Omit every picture and write out the rest of the records exactly.

## Provided records:
=======
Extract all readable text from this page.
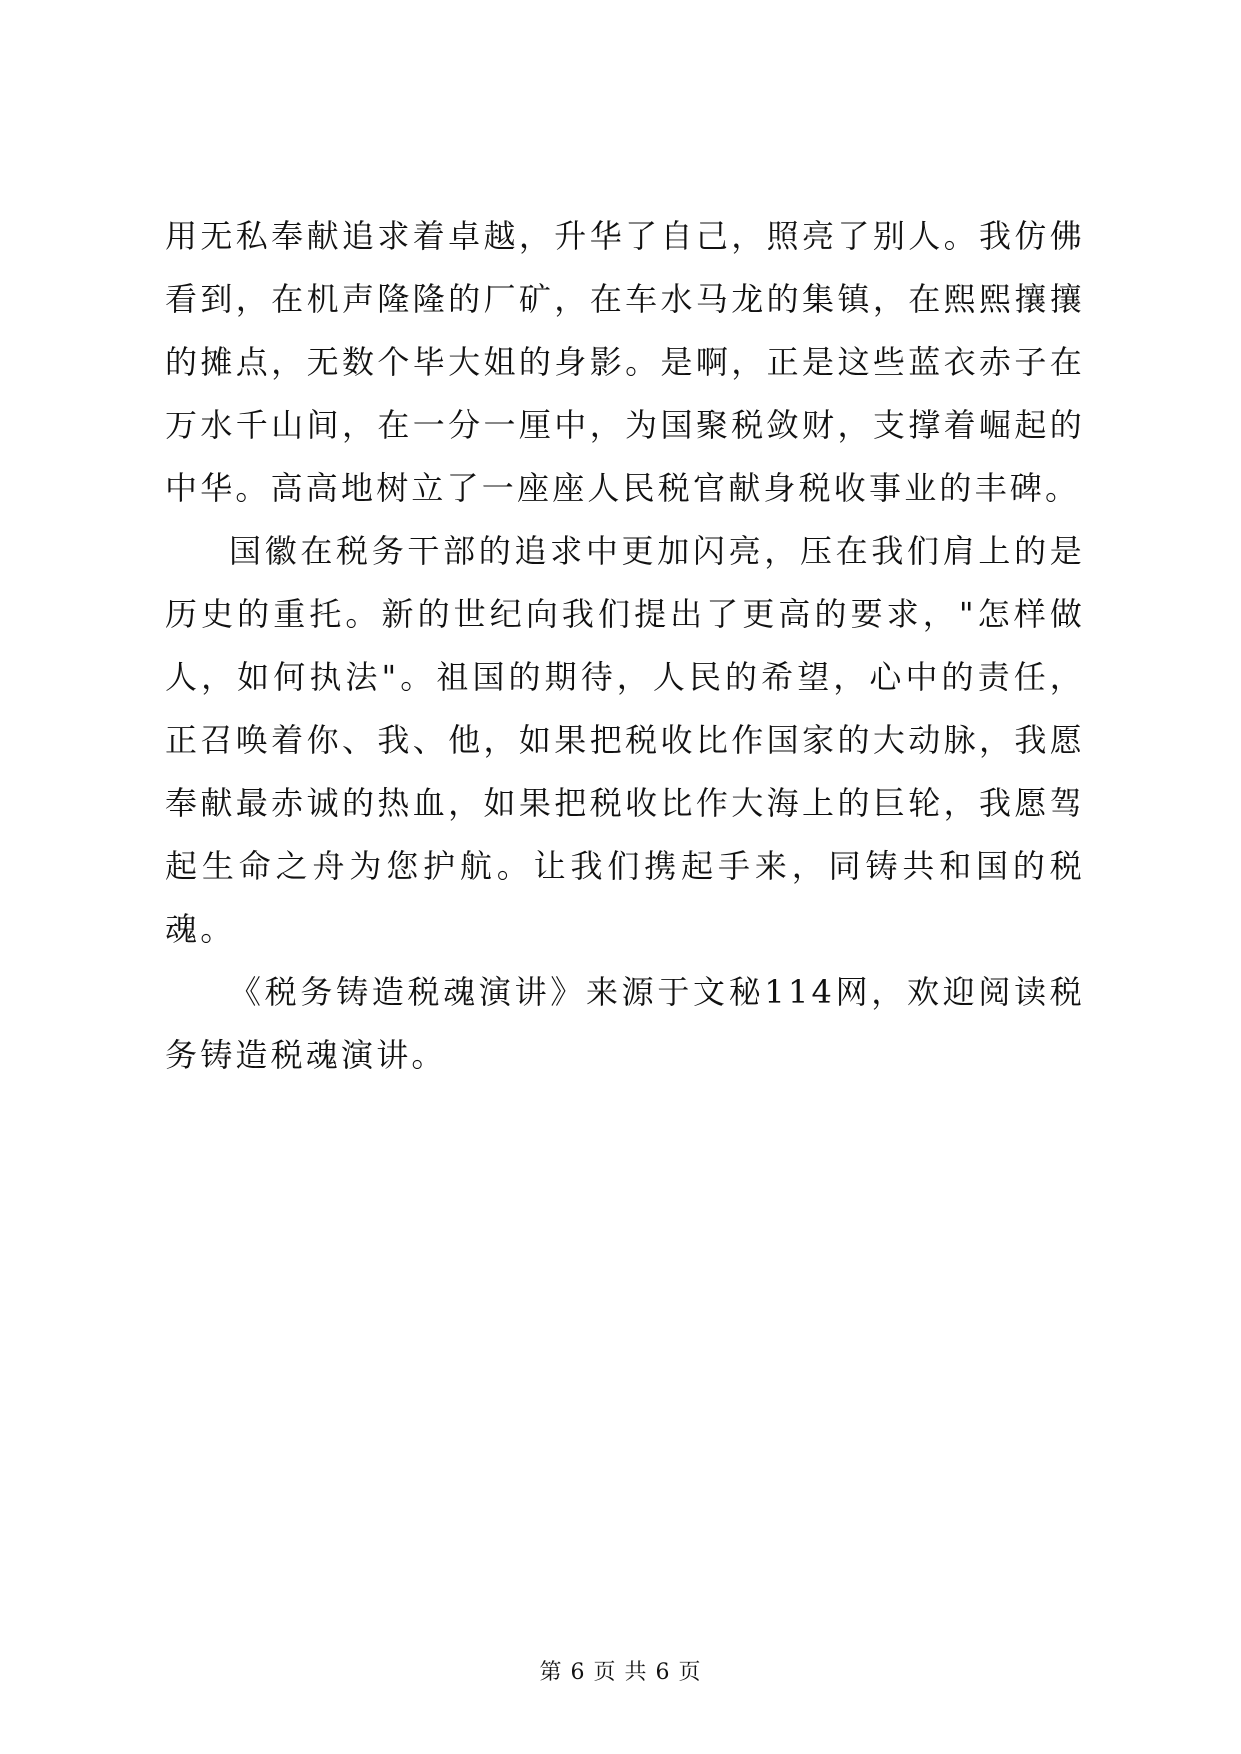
用无私奉献追求着卓越，升华了自己，照亮了别人。我仿佛看到，在机声隆隆的厂矿，在车水马龙的集镇，在熙熙攘攘的摊点，无数个毕大姐的身影。是啊，正是这些蓝衣赤子在万水千山间，在一分一厘中，为国聚税敛财，支撑着崛起的中华。高高地树立了一座座人民税官献身税收事业的丰碑。

国徽在税务干部的追求中更加闪亮，压在我们肩上的是历史的重托。新的世纪向我们提出了更高的要求，"怎样做人，如何执法"。祖国的期待，人民的希望，心中的责任，正召唤着你、我、他，如果把税收比作国家的大动脉，我愿奉献最赤诚的热血，如果把税收比作大海上的巨轮，我愿驾起生命之舟为您护航。让我们携起手来，同铸共和国的税魂。

《税务铸造税魂演讲》来源于文秘114网，欢迎阅读税务铸造税魂演讲。

第 6 页 共 6 页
=======
## Response to this exercise:
Extract all readable text from this page.
用无私奉献追求着卓越，升华了自己，照亮了别人。我仿佛看到，在机声隆隆的厂矿，在车水马龙的集镇，在熙熙攘攘的摊点，无数个毕大姐的身影。是啊，正是这些蓝衣赤子在万水千山间，在一分一厘中，为国聚税敛财，支撑着崛起的中华。高高地树立了一座座人民税官献身税收事业的丰碑。

国徽在税务干部的追求中更加闪亮，压在我们肩上的是历史的重托。新的世纪向我们提出了更高的要求，"怎样做人，如何执法"。祖国的期待，人民的希望，心中的责任，正召唤着你、我、他，如果把税收比作国家的大动脉，我愿奉献最赤诚的热血，如果把税收比作大海上的巨轮，我愿驾起生命之舟为您护航。让我们携起手来，同铸共和国的税魂。

《税务铸造税魂演讲》来源于文秘114网，欢迎阅读税务铸造税魂演讲。

第 6 页 共 6 页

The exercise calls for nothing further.